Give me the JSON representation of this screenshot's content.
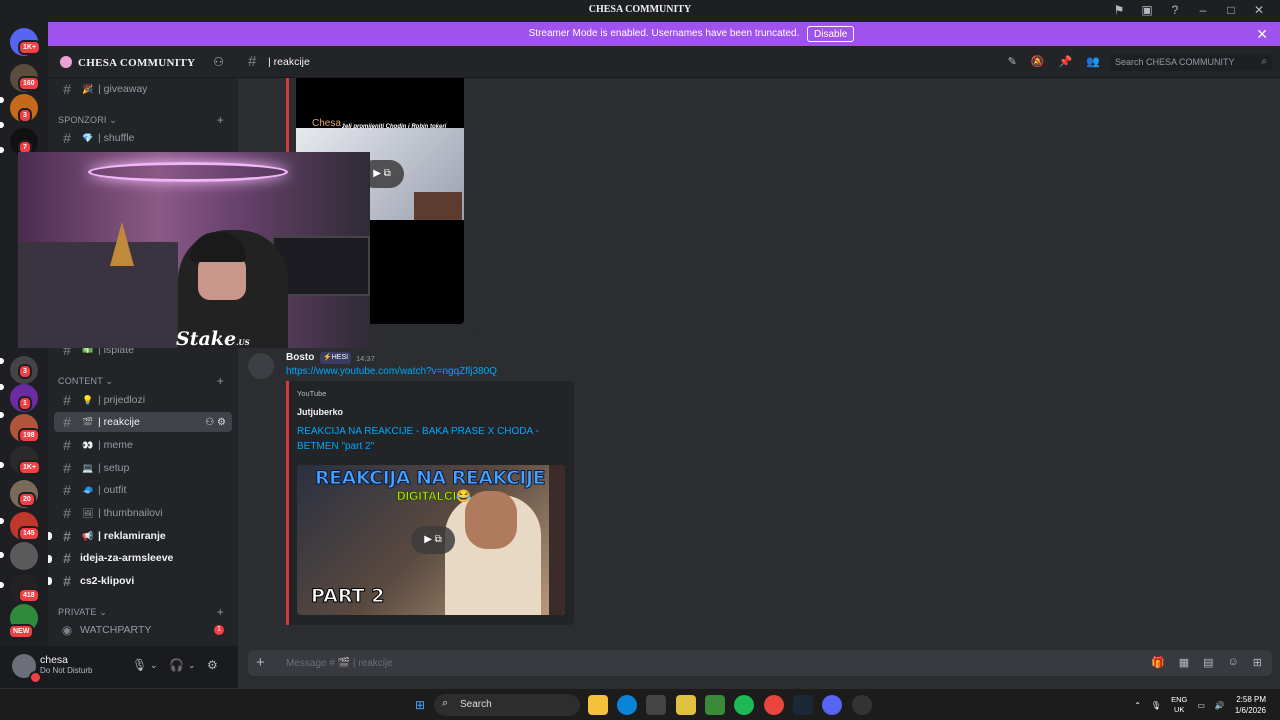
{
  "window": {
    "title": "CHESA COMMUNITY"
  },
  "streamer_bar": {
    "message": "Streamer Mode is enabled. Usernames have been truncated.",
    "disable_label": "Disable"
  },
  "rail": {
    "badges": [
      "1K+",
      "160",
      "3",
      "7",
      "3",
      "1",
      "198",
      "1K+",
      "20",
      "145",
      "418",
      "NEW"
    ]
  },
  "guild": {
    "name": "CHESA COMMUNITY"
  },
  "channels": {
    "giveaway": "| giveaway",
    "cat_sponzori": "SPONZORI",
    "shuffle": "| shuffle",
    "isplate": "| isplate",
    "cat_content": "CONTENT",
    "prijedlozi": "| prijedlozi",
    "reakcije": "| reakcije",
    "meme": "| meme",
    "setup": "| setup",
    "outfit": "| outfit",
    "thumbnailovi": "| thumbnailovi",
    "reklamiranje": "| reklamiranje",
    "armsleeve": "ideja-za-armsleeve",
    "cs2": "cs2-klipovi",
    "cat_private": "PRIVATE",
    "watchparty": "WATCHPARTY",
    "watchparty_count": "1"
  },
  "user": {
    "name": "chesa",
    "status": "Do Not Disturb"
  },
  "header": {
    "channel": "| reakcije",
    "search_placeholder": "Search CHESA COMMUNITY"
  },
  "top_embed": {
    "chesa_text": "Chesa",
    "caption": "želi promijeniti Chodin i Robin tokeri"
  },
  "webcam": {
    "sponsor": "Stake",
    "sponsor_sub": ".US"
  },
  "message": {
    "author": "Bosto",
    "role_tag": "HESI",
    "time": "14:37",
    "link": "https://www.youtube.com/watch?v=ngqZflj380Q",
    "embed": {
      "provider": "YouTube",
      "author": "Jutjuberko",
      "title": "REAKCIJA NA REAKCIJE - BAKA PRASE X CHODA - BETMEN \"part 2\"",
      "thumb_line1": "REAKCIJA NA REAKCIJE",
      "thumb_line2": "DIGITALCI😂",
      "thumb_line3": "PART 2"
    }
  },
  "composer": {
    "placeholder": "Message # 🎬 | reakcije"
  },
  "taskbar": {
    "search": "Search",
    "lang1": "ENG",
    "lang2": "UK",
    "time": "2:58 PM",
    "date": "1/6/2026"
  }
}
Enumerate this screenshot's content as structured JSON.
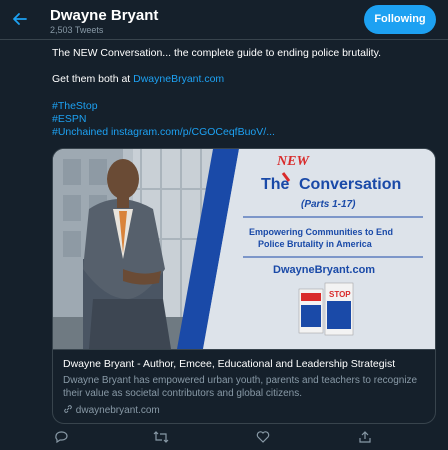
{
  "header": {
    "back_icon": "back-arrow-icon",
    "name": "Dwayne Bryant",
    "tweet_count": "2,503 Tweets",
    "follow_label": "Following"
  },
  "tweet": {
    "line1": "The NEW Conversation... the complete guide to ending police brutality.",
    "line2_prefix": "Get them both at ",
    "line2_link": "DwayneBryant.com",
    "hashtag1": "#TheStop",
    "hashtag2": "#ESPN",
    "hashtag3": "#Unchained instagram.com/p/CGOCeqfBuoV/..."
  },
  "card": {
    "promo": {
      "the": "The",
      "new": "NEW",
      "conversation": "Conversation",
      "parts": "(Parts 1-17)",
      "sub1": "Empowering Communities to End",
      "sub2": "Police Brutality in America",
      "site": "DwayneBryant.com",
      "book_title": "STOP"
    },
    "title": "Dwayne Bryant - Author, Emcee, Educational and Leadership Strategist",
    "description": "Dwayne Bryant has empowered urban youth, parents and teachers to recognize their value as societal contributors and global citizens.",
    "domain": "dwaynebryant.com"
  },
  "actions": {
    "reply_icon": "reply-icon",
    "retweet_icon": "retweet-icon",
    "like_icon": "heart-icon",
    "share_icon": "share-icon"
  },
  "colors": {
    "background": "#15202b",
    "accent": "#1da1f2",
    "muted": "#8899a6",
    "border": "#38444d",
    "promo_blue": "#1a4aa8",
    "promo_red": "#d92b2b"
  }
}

########################################

REQUIREMENTS
All lines that include "Search" are to be gathered and copied.

THE ANSWER
    "search_placeholder": "Search CHESA COMMUNITY"
    "search": "Search",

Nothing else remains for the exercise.